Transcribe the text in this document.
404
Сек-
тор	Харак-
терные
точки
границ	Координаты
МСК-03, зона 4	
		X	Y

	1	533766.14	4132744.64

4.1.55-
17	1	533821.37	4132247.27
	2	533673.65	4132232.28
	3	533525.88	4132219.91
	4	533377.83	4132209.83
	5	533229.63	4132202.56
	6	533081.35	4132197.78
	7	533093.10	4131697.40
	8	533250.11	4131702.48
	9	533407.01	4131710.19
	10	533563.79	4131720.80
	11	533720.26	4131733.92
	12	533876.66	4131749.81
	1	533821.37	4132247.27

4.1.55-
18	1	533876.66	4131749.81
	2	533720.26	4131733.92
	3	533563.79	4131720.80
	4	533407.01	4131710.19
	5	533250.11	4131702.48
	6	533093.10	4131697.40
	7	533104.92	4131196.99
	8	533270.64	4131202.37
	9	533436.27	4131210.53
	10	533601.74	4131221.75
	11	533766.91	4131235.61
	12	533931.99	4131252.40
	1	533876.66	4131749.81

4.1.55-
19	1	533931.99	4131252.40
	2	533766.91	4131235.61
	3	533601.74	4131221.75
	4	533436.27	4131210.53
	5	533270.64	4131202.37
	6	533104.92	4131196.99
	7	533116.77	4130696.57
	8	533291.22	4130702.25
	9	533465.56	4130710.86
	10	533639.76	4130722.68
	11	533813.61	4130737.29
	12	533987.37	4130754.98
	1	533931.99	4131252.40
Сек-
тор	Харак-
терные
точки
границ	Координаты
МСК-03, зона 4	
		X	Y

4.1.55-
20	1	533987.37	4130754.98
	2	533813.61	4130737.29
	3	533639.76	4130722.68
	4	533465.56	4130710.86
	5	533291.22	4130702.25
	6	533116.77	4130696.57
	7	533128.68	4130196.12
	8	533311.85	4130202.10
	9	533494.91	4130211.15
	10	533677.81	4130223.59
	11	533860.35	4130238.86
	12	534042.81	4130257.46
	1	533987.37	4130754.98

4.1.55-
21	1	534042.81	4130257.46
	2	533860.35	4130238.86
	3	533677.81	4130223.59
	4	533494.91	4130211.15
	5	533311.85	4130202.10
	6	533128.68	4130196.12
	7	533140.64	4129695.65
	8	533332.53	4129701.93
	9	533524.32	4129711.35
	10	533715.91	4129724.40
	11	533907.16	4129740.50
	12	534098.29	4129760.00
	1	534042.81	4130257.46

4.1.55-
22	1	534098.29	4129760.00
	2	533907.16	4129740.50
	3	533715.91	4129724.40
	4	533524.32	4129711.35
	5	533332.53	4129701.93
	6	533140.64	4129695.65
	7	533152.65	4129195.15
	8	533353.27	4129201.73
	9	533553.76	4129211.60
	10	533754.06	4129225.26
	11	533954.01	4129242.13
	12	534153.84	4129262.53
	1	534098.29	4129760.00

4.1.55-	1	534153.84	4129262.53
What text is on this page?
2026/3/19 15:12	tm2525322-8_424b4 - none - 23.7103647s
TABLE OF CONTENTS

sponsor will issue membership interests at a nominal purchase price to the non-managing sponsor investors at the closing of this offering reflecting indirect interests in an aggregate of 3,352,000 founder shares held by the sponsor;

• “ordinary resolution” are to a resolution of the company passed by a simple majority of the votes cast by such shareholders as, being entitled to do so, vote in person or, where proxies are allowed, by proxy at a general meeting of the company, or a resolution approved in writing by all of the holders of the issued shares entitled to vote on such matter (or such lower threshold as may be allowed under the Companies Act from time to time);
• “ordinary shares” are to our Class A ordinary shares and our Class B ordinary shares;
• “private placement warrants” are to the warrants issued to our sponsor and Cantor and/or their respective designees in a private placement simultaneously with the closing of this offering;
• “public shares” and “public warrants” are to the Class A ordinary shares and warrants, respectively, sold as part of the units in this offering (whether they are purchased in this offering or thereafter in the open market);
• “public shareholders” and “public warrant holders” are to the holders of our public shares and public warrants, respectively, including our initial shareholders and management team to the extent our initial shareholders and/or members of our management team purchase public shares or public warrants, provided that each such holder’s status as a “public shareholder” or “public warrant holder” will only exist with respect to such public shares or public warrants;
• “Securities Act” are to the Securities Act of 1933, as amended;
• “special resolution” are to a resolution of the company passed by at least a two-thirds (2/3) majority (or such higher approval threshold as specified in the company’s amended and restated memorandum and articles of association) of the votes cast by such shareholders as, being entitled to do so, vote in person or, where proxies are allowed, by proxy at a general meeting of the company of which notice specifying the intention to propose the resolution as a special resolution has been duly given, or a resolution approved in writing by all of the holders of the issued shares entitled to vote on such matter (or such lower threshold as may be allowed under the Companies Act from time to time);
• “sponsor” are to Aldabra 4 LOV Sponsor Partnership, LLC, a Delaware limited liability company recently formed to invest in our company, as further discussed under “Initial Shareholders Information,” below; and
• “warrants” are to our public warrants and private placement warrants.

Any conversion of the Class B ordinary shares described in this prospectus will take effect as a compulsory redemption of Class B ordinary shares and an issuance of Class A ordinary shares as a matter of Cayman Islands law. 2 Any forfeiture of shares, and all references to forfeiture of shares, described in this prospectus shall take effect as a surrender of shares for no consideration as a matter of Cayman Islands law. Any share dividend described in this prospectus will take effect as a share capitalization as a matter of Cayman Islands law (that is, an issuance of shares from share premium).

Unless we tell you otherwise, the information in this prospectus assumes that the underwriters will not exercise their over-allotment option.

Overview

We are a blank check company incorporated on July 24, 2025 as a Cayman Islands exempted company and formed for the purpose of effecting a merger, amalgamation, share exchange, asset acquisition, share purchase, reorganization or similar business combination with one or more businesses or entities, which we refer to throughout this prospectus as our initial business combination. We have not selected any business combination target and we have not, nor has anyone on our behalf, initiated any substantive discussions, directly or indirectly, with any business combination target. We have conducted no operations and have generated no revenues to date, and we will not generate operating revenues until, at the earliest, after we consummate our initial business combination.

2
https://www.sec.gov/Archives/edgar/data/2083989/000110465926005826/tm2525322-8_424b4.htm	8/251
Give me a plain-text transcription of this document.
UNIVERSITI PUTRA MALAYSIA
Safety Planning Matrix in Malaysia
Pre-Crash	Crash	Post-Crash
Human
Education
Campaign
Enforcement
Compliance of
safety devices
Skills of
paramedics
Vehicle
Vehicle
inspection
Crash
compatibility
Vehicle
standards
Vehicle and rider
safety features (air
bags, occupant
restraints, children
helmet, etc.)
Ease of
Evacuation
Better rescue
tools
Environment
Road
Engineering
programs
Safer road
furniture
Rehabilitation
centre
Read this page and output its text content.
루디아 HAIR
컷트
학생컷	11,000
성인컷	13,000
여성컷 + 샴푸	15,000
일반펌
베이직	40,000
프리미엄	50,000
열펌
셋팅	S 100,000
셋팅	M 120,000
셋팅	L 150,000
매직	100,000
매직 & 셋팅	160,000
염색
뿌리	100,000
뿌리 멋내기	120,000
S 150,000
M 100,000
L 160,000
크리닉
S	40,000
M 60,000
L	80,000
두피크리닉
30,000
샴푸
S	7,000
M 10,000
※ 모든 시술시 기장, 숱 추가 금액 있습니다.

----

DIRECTIONS:
Lines of the material that contain the word "document" are to be gathered.

CORRECT OUTPUT:
Transcribe the text in this document.
Give me a plain-text transcription of this document.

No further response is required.